* START *
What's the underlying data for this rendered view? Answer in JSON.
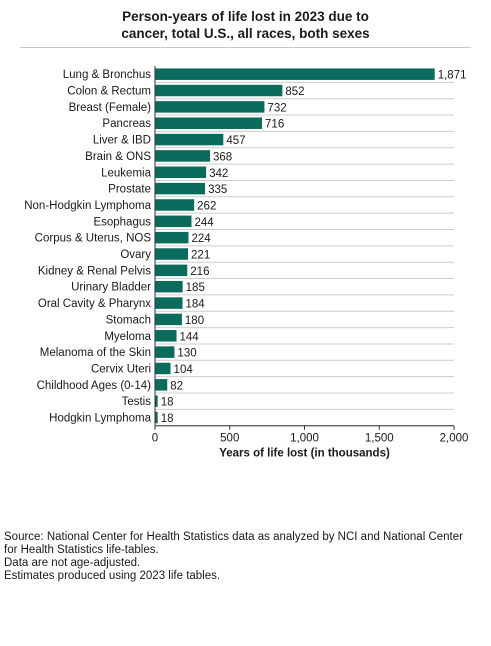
{
  "title_lines": [
    "Person-years of life lost in 2023 due to",
    "cancer, total U.S., all races, both sexes"
  ],
  "footer_lines": [
    "Source: National Center for Health Statistics data as analyzed by NCI and National Center",
    "for Health Statistics life-tables.",
    "Data are not age-adjusted.",
    "Estimates produced using 2023 life tables."
  ],
  "colors": {
    "bar": "#0b6b5c",
    "gridline": "#cccccc",
    "axis": "#333333"
  },
  "chart_data": {
    "type": "bar",
    "orientation": "horizontal",
    "title": "Person-years of life lost in 2023 due to cancer, total U.S., all races, both sexes",
    "xlabel": "Years of life lost (in thousands)",
    "ylabel": "",
    "xlim": [
      0,
      2000
    ],
    "xticks": [
      0,
      500,
      1000,
      1500,
      2000
    ],
    "xtick_labels": [
      "0",
      "500",
      "1,000",
      "1,500",
      "2,000"
    ],
    "grid": "horizontal row separators",
    "categories": [
      "Lung & Bronchus",
      "Colon & Rectum",
      "Breast (Female)",
      "Pancreas",
      "Liver & IBD",
      "Brain & ONS",
      "Leukemia",
      "Prostate",
      "Non-Hodgkin Lymphoma",
      "Esophagus",
      "Corpus & Uterus, NOS",
      "Ovary",
      "Kidney & Renal Pelvis",
      "Urinary Bladder",
      "Oral Cavity & Pharynx",
      "Stomach",
      "Myeloma",
      "Melanoma of the Skin",
      "Cervix Uteri",
      "Childhood Ages (0-14)",
      "Testis",
      "Hodgkin Lymphoma"
    ],
    "values": [
      1871,
      852,
      732,
      716,
      457,
      368,
      342,
      335,
      262,
      244,
      224,
      221,
      216,
      185,
      184,
      180,
      144,
      130,
      104,
      82,
      18,
      18
    ],
    "value_labels": [
      "1,871",
      "852",
      "732",
      "716",
      "457",
      "368",
      "342",
      "335",
      "262",
      "244",
      "224",
      "221",
      "216",
      "185",
      "184",
      "180",
      "144",
      "130",
      "104",
      "82",
      "18",
      "18"
    ]
  }
}
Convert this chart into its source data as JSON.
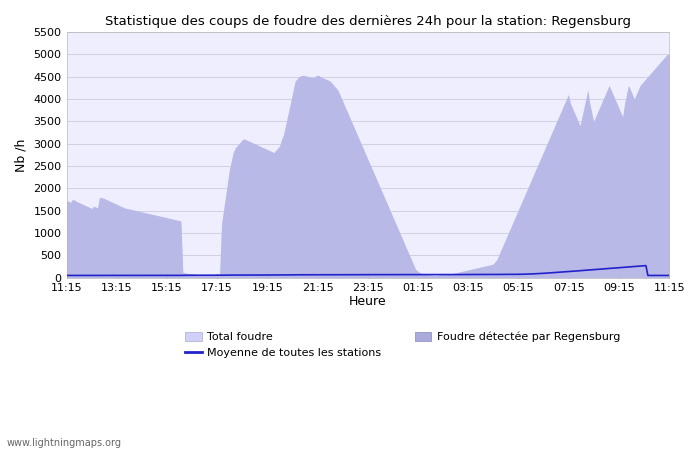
{
  "title": "Statistique des coups de foudre des dernières 24h pour la station: Regensburg",
  "ylabel": "Nb /h",
  "xlabel": "Heure",
  "watermark": "www.lightningmaps.org",
  "ylim": [
    0,
    5500
  ],
  "yticks": [
    0,
    500,
    1000,
    1500,
    2000,
    2500,
    3000,
    3500,
    4000,
    4500,
    5000,
    5500
  ],
  "x_labels": [
    "11:15",
    "13:15",
    "15:15",
    "17:15",
    "19:15",
    "21:15",
    "23:15",
    "01:15",
    "03:15",
    "05:15",
    "07:15",
    "09:15",
    "11:15"
  ],
  "legend_items": [
    "Total foudre",
    "Moyenne de toutes les stations",
    "Foudre détectée par Regensburg"
  ],
  "bg_color": "#ffffff",
  "plot_bg_color": "#eeeeff",
  "grid_color": "#ccccdd",
  "fill_total_color": "#d0d0f8",
  "fill_local_color": "#aaaadd",
  "mean_line_color": "#2222cc",
  "total_foudre": [
    1700,
    1720,
    1680,
    1750,
    1740,
    1710,
    1690,
    1670,
    1650,
    1630,
    1610,
    1590,
    1570,
    1550,
    1600,
    1580,
    1560,
    1800,
    1790,
    1780,
    1760,
    1740,
    1720,
    1700,
    1680,
    1660,
    1640,
    1620,
    1600,
    1580,
    1560,
    1550,
    1540,
    1530,
    1520,
    1510,
    1500,
    1490,
    1480,
    1470,
    1460,
    1450,
    1440,
    1430,
    1420,
    1410,
    1400,
    1390,
    1380,
    1370,
    1360,
    1350,
    1340,
    1330,
    1320,
    1310,
    1300,
    1290,
    1280,
    1270,
    120,
    110,
    100,
    95,
    90,
    85,
    80,
    75,
    70,
    65,
    60,
    55,
    50,
    55,
    60,
    65,
    70,
    75,
    80,
    85,
    1200,
    1500,
    1800,
    2100,
    2400,
    2600,
    2800,
    2900,
    2950,
    3000,
    3050,
    3100,
    3100,
    3080,
    3060,
    3040,
    3020,
    3000,
    2980,
    2960,
    2940,
    2920,
    2900,
    2880,
    2860,
    2840,
    2820,
    2800,
    2850,
    2900,
    2950,
    3100,
    3200,
    3400,
    3600,
    3800,
    4000,
    4200,
    4400,
    4450,
    4500,
    4520,
    4530,
    4520,
    4510,
    4500,
    4490,
    4480,
    4500,
    4520,
    4530,
    4500,
    4480,
    4460,
    4440,
    4420,
    4400,
    4350,
    4300,
    4250,
    4200,
    4100,
    4000,
    3900,
    3800,
    3700,
    3600,
    3500,
    3400,
    3300,
    3200,
    3100,
    3000,
    2900,
    2800,
    2700,
    2600,
    2500,
    2400,
    2300,
    2200,
    2100,
    2000,
    1900,
    1800,
    1700,
    1600,
    1500,
    1400,
    1300,
    1200,
    1100,
    1000,
    900,
    800,
    700,
    600,
    500,
    400,
    300,
    200,
    150,
    120,
    100,
    90,
    80,
    70,
    65,
    60,
    55,
    50,
    55,
    60,
    65,
    70,
    75,
    80,
    85,
    90,
    95,
    100,
    110,
    120,
    130,
    140,
    150,
    160,
    170,
    180,
    190,
    200,
    210,
    220,
    230,
    240,
    250,
    260,
    270,
    280,
    290,
    300,
    350,
    400,
    500,
    600,
    700,
    800,
    900,
    1000,
    1100,
    1200,
    1300,
    1400,
    1500,
    1600,
    1700,
    1800,
    1900,
    2000,
    2100,
    2200,
    2300,
    2400,
    2500,
    2600,
    2700,
    2800,
    2900,
    3000,
    3100,
    3200,
    3300,
    3400,
    3500,
    3600,
    3700,
    3800,
    3900,
    4000,
    4100,
    3900,
    3800,
    3700,
    3600,
    3500,
    3400,
    3600,
    3800,
    4000,
    4200,
    3900,
    3700,
    3500,
    3600,
    3700,
    3800,
    3900,
    4000,
    4100,
    4200,
    4300,
    4200,
    4100,
    4000,
    3900,
    3800,
    3700,
    3600,
    3900,
    4100,
    4300,
    4200,
    4100,
    4000,
    4100,
    4200,
    4300,
    4350,
    4400,
    4450,
    4500,
    4550,
    4600,
    4650,
    4700,
    4750,
    4800,
    4850,
    4900,
    4950,
    5000,
    5000
  ],
  "local_foudre": [
    1700,
    1720,
    1680,
    1750,
    1740,
    1710,
    1690,
    1670,
    1650,
    1630,
    1610,
    1590,
    1570,
    1550,
    1600,
    1580,
    1560,
    1800,
    1790,
    1780,
    1760,
    1740,
    1720,
    1700,
    1680,
    1660,
    1640,
    1620,
    1600,
    1580,
    1560,
    1550,
    1540,
    1530,
    1520,
    1510,
    1500,
    1490,
    1480,
    1470,
    1460,
    1450,
    1440,
    1430,
    1420,
    1410,
    1400,
    1390,
    1380,
    1370,
    1360,
    1350,
    1340,
    1330,
    1320,
    1310,
    1300,
    1290,
    1280,
    1270,
    120,
    110,
    100,
    95,
    90,
    85,
    80,
    75,
    70,
    65,
    60,
    55,
    50,
    55,
    60,
    65,
    70,
    75,
    80,
    85,
    1200,
    1500,
    1800,
    2100,
    2400,
    2600,
    2800,
    2900,
    2950,
    3000,
    3050,
    3100,
    3100,
    3080,
    3060,
    3040,
    3020,
    3000,
    2980,
    2960,
    2940,
    2920,
    2900,
    2880,
    2860,
    2840,
    2820,
    2800,
    2850,
    2900,
    2950,
    3100,
    3200,
    3400,
    3600,
    3800,
    4000,
    4200,
    4400,
    4450,
    4500,
    4520,
    4530,
    4520,
    4510,
    4500,
    4490,
    4480,
    4500,
    4520,
    4530,
    4500,
    4480,
    4460,
    4440,
    4420,
    4400,
    4350,
    4300,
    4250,
    4200,
    4100,
    4000,
    3900,
    3800,
    3700,
    3600,
    3500,
    3400,
    3300,
    3200,
    3100,
    3000,
    2900,
    2800,
    2700,
    2600,
    2500,
    2400,
    2300,
    2200,
    2100,
    2000,
    1900,
    1800,
    1700,
    1600,
    1500,
    1400,
    1300,
    1200,
    1100,
    1000,
    900,
    800,
    700,
    600,
    500,
    400,
    300,
    200,
    150,
    120,
    100,
    90,
    80,
    70,
    65,
    60,
    55,
    50,
    55,
    60,
    65,
    70,
    75,
    80,
    85,
    90,
    95,
    100,
    110,
    120,
    130,
    140,
    150,
    160,
    170,
    180,
    190,
    200,
    210,
    220,
    230,
    240,
    250,
    260,
    270,
    280,
    290,
    300,
    350,
    400,
    500,
    600,
    700,
    800,
    900,
    1000,
    1100,
    1200,
    1300,
    1400,
    1500,
    1600,
    1700,
    1800,
    1900,
    2000,
    2100,
    2200,
    2300,
    2400,
    2500,
    2600,
    2700,
    2800,
    2900,
    3000,
    3100,
    3200,
    3300,
    3400,
    3500,
    3600,
    3700,
    3800,
    3900,
    4000,
    4100,
    3900,
    3800,
    3700,
    3600,
    3500,
    3400,
    3600,
    3800,
    4000,
    4200,
    3900,
    3700,
    3500,
    3600,
    3700,
    3800,
    3900,
    4000,
    4100,
    4200,
    4300,
    4200,
    4100,
    4000,
    3900,
    3800,
    3700,
    3600,
    3900,
    4100,
    4300,
    4200,
    4100,
    4000,
    4100,
    4200,
    4300,
    4350,
    4400,
    4450,
    4500,
    4550,
    4600,
    4650,
    4700,
    4750,
    4800,
    4850,
    4900,
    4950,
    5000,
    5000
  ],
  "mean_line_values": [
    50,
    50,
    50,
    50,
    50,
    50,
    50,
    50,
    50,
    50,
    50,
    50,
    50,
    50,
    50,
    50,
    50,
    50,
    50,
    50,
    50,
    50,
    52,
    52,
    52,
    52,
    52,
    52,
    52,
    52,
    52,
    52,
    52,
    52,
    52,
    52,
    52,
    52,
    52,
    52,
    52,
    52,
    52,
    52,
    52,
    52,
    52,
    52,
    52,
    52,
    52,
    52,
    52,
    52,
    52,
    52,
    52,
    52,
    52,
    52,
    54,
    54,
    54,
    54,
    54,
    54,
    54,
    54,
    54,
    54,
    54,
    54,
    54,
    55,
    55,
    55,
    55,
    55,
    55,
    55,
    56,
    56,
    57,
    57,
    57,
    58,
    58,
    58,
    58,
    59,
    59,
    59,
    60,
    60,
    60,
    60,
    60,
    60,
    60,
    60,
    60,
    60,
    60,
    60,
    60,
    60,
    61,
    61,
    61,
    61,
    62,
    62,
    62,
    62,
    63,
    63,
    63,
    64,
    64,
    64,
    65,
    65,
    65,
    65,
    65,
    65,
    65,
    65,
    66,
    66,
    66,
    66,
    66,
    66,
    66,
    66,
    66,
    66,
    66,
    66,
    67,
    67,
    67,
    67,
    67,
    67,
    67,
    67,
    67,
    67,
    67,
    67,
    67,
    68,
    68,
    68,
    68,
    68,
    68,
    68,
    68,
    68,
    68,
    68,
    68,
    68,
    68,
    68,
    68,
    68,
    68,
    68,
    69,
    69,
    69,
    69,
    69,
    69,
    69,
    69,
    69,
    69,
    69,
    70,
    70,
    70,
    70,
    70,
    70,
    70,
    70,
    70,
    70,
    70,
    70,
    70,
    70,
    70,
    70,
    70,
    70,
    70,
    70,
    70,
    70,
    71,
    71,
    71,
    71,
    71,
    71,
    71,
    71,
    71,
    71,
    72,
    72,
    72,
    72,
    72,
    72,
    73,
    73,
    73,
    73,
    74,
    74,
    74,
    74,
    74,
    75,
    75,
    75,
    76,
    76,
    77,
    78,
    79,
    80,
    82,
    84,
    86,
    88,
    90,
    92,
    95,
    97,
    100,
    103,
    106,
    109,
    112,
    115,
    118,
    121,
    124,
    127,
    130,
    133,
    136,
    140,
    143,
    147,
    150,
    153,
    157,
    160,
    163,
    167,
    170,
    173,
    177,
    180,
    183,
    187,
    190,
    193,
    197,
    200,
    203,
    207,
    210,
    213,
    217,
    220,
    223,
    227,
    230,
    233,
    237,
    240,
    243,
    247,
    250,
    253,
    257,
    260,
    263,
    267,
    270,
    50,
    50,
    50,
    50,
    50,
    50,
    50,
    50,
    50,
    50,
    50,
    50
  ]
}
* END *
* _INSTRUCTION_
Look through the listing and extract every line with "Person" in it.

* _EXERCISE ANSWER_
    "Person-years of life lost in 2023 due to",
    "title": "Person-years of life lost in 2023 due to cancer, total U.S., all races, both sexes",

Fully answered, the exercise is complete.